(Stored items from a collection)

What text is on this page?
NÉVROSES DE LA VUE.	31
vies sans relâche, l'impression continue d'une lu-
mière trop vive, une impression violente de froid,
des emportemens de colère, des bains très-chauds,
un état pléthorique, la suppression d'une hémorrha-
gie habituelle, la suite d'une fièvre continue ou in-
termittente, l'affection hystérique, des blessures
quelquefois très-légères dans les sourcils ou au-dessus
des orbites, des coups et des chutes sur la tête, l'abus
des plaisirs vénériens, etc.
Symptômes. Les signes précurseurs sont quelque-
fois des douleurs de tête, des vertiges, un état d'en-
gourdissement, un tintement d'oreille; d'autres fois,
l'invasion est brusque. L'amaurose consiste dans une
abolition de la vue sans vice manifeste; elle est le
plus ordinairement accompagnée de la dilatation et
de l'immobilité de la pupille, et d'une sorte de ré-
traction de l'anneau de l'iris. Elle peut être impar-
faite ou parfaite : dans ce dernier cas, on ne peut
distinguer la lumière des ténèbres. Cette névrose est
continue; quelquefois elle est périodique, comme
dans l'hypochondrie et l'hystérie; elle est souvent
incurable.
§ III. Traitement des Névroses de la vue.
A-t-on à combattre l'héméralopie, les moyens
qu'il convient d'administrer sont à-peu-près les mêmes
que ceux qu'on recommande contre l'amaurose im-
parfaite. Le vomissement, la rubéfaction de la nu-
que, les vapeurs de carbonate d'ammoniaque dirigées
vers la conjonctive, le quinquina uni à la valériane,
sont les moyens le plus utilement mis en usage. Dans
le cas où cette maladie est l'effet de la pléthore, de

### To do
Show the lines that mention the word "moyens".

### Written response
A-t-on à combattre l'héméralopie, les moyens
sont les moyens le plus utilement mis en usage. Dans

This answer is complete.